- **What you should do**
Collect all the lines that mention the word "name".

** Begin Dataset rows **

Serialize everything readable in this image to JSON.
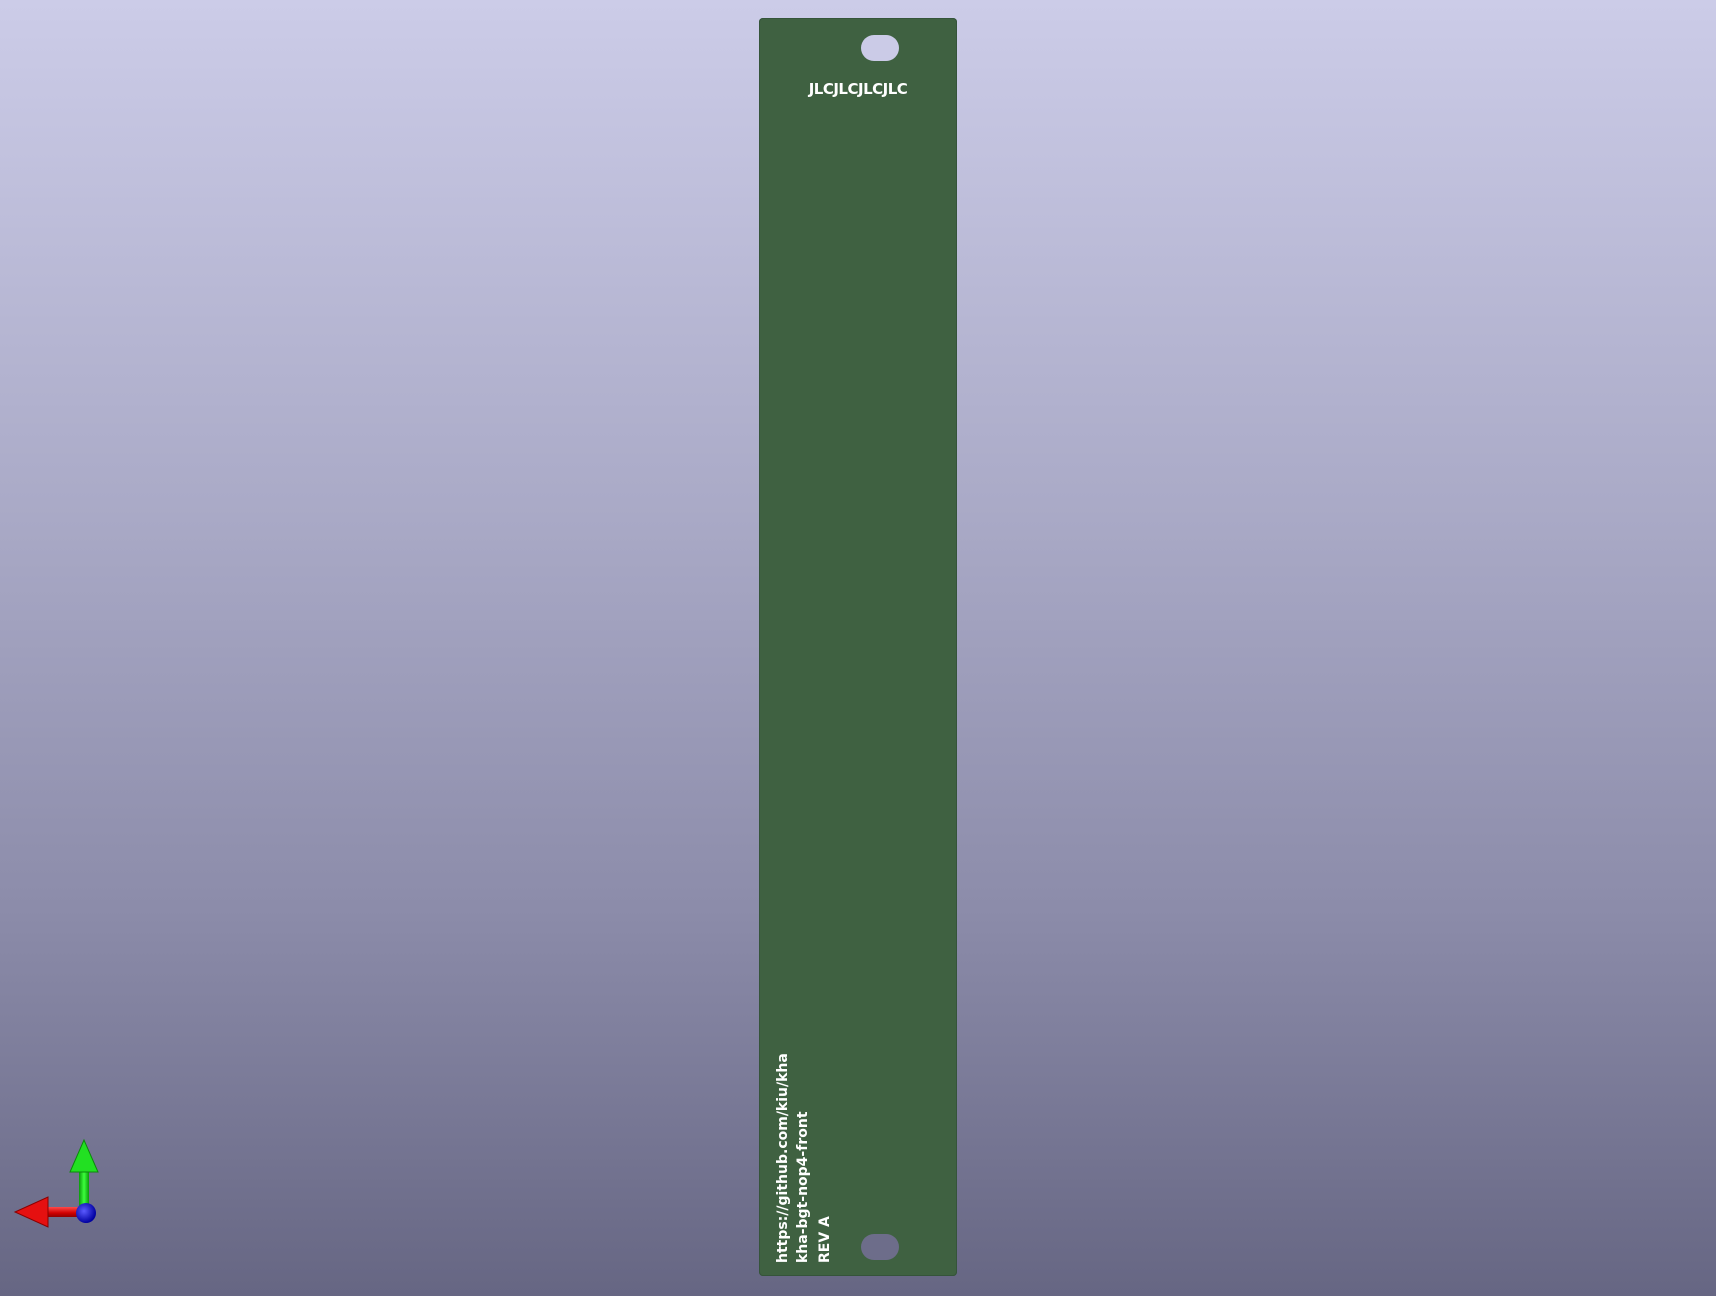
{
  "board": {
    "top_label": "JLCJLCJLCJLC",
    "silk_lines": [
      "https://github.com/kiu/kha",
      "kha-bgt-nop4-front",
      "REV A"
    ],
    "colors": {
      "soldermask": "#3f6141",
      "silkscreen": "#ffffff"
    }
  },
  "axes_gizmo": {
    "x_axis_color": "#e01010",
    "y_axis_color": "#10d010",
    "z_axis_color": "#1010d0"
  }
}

** End Dataset rows **
** Begin Dataset rows **

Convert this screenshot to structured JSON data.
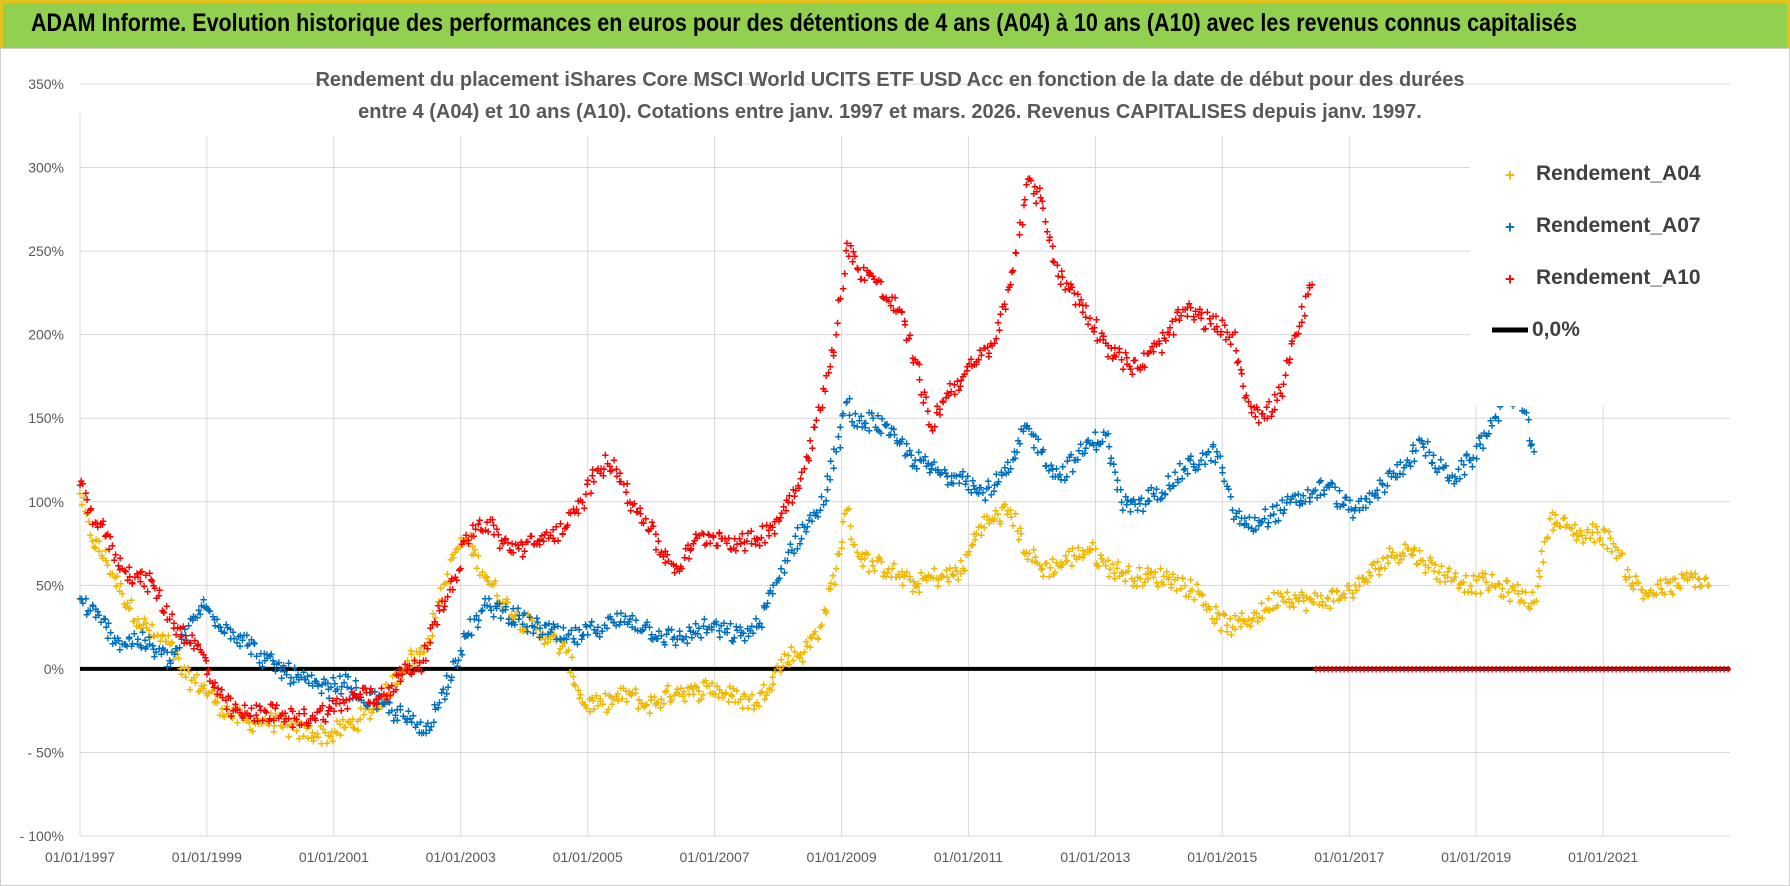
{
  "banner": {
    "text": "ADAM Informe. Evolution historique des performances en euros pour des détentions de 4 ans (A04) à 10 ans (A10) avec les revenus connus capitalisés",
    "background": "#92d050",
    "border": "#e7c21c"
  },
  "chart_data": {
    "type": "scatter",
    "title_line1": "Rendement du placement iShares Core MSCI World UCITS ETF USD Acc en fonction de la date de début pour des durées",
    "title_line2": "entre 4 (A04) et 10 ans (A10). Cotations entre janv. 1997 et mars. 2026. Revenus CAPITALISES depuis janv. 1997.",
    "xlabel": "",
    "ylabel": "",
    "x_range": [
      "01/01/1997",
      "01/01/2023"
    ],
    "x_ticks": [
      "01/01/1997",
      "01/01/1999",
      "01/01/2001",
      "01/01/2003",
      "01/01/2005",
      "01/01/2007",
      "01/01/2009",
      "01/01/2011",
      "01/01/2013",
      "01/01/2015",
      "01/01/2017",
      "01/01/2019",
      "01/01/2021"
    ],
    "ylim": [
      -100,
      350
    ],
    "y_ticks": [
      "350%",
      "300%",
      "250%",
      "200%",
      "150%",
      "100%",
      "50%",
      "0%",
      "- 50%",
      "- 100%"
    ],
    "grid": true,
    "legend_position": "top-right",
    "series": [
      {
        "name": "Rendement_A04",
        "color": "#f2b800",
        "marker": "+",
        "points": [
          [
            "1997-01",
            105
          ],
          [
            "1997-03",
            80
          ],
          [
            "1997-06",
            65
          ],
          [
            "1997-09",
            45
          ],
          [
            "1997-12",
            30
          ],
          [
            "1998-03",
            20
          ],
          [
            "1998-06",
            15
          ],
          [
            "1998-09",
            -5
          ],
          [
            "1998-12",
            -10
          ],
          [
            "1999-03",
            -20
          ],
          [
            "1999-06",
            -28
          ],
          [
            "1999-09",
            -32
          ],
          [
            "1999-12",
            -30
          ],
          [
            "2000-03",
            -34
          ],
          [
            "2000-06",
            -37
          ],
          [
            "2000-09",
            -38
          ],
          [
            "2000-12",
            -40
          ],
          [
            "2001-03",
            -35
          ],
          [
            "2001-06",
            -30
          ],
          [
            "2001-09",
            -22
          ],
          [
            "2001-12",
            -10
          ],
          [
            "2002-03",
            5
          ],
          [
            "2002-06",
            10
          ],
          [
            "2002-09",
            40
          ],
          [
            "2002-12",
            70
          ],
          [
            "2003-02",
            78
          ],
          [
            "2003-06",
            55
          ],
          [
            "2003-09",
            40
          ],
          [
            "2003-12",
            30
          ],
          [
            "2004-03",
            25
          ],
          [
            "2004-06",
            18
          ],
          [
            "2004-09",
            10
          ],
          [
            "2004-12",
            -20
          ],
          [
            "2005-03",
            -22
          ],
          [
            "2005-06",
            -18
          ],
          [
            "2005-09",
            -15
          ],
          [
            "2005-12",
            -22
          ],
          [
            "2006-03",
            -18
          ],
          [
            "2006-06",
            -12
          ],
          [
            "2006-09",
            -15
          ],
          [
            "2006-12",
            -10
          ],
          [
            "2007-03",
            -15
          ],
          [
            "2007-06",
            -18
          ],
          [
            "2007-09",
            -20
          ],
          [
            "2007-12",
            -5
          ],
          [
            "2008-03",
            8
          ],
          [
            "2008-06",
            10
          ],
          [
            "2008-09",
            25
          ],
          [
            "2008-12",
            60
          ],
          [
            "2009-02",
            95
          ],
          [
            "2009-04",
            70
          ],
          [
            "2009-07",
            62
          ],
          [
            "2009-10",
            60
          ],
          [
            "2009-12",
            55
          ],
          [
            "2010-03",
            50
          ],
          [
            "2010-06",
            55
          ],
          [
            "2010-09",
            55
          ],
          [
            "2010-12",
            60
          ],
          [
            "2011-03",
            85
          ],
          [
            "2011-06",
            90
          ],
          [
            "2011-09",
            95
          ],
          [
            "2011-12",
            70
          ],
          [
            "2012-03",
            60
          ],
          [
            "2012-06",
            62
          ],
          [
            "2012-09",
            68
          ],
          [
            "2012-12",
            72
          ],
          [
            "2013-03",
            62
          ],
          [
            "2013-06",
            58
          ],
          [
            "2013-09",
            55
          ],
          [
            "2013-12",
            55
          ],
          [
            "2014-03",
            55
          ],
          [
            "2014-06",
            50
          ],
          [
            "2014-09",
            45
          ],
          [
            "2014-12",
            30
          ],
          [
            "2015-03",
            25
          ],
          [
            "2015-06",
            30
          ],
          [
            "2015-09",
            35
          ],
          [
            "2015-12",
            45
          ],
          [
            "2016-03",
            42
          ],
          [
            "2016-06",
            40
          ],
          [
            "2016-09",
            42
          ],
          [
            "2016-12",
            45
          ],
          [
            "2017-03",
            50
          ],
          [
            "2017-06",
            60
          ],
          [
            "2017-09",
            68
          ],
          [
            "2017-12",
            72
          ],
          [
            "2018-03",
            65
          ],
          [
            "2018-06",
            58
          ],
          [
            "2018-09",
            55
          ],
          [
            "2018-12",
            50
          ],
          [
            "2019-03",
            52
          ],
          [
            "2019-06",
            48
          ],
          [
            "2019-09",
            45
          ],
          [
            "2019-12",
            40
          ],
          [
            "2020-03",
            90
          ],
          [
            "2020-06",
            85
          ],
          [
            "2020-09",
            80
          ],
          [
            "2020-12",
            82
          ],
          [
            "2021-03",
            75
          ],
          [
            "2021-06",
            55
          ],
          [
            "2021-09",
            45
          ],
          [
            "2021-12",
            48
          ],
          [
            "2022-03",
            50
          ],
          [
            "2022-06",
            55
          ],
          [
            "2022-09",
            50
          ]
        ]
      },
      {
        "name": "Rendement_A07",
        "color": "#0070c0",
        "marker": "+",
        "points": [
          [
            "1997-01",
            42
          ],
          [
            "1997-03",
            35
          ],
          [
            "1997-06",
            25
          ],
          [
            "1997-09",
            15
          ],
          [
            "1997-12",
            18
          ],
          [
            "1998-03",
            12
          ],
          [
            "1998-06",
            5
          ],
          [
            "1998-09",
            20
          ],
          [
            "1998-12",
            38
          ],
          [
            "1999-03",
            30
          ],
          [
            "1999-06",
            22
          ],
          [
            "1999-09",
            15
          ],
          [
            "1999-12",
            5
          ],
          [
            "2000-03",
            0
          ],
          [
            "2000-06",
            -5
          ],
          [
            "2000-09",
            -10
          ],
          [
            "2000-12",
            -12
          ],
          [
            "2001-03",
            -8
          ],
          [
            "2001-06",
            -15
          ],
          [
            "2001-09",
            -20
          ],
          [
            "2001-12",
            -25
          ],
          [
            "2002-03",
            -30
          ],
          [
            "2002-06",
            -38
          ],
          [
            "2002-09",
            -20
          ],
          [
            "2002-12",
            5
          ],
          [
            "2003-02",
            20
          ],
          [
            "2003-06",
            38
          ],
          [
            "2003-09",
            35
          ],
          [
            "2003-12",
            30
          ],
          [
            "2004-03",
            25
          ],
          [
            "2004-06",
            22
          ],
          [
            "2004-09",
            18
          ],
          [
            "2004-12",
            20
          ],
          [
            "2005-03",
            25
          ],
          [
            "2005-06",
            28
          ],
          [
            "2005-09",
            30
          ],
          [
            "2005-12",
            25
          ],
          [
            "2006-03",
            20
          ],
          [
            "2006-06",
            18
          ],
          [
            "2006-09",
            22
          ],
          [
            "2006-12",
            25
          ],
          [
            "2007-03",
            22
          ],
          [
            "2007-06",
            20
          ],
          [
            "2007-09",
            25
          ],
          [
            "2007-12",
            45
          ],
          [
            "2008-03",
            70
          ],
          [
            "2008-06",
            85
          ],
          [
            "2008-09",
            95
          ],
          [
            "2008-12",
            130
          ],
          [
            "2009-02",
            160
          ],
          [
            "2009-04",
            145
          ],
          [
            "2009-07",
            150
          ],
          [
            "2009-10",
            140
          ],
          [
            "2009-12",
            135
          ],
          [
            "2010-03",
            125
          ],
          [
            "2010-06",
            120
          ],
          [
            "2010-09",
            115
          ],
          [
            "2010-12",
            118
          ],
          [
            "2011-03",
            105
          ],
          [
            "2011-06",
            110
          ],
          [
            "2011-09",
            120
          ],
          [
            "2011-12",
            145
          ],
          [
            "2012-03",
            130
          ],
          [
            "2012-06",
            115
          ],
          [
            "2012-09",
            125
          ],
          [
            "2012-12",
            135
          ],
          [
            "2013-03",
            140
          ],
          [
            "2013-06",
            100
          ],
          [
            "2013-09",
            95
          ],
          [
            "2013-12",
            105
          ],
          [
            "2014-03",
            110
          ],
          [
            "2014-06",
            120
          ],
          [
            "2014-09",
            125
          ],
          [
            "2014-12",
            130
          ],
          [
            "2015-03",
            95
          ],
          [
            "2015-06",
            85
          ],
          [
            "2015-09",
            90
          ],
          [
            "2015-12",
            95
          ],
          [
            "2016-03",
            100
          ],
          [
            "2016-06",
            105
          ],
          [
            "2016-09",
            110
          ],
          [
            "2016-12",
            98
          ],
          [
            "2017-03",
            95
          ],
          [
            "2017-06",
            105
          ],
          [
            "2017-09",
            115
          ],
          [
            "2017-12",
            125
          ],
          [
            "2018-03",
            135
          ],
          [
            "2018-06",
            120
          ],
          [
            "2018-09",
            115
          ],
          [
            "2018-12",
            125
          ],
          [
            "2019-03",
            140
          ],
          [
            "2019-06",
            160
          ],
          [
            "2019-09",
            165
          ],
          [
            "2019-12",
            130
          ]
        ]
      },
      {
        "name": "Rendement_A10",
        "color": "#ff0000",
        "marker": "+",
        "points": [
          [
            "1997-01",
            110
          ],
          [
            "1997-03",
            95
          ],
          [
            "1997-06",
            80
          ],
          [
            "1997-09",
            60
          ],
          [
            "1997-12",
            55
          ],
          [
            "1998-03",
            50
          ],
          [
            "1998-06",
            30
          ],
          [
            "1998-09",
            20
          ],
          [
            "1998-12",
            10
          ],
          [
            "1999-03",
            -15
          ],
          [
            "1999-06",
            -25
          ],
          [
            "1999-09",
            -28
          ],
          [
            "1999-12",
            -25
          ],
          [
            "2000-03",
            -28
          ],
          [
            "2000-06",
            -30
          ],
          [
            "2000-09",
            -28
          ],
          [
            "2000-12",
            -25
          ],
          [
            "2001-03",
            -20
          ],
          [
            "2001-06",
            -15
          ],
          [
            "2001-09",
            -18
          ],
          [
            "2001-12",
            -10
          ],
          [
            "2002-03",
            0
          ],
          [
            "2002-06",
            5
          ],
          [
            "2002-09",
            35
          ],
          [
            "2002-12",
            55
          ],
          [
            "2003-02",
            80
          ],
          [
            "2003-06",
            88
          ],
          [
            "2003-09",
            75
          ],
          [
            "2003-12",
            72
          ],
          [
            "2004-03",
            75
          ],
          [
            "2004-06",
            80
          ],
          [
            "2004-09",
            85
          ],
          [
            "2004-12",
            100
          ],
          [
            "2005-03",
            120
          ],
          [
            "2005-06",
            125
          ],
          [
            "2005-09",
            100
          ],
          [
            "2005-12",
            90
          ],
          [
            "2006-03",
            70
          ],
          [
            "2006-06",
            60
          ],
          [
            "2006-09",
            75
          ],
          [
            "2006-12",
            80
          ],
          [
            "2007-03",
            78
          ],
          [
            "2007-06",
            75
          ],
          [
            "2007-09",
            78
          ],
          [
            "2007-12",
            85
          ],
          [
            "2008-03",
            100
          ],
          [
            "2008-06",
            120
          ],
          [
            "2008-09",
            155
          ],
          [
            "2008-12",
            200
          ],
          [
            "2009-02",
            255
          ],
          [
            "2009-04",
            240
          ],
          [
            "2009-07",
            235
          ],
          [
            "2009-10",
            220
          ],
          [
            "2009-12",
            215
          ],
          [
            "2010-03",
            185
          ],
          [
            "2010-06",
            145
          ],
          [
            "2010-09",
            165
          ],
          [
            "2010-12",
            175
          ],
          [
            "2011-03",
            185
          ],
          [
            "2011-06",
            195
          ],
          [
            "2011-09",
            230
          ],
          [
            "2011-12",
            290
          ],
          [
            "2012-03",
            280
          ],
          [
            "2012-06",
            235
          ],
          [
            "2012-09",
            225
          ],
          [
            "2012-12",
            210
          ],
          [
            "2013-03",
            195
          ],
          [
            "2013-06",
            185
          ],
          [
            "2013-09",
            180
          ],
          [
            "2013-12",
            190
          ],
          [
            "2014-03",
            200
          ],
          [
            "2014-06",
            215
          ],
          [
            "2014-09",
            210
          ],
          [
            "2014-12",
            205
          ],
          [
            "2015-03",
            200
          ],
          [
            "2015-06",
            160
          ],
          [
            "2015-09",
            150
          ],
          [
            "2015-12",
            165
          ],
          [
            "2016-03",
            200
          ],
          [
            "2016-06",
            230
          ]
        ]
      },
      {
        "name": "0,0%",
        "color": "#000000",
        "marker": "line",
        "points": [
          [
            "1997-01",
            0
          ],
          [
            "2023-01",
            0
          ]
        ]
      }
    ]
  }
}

** End Dataset rows **

- **Output for this exercise**
        "name": "Rendement_A04",
        "name": "Rendement_A07",
        "name": "Rendement_A10",
        "name": "0,0%",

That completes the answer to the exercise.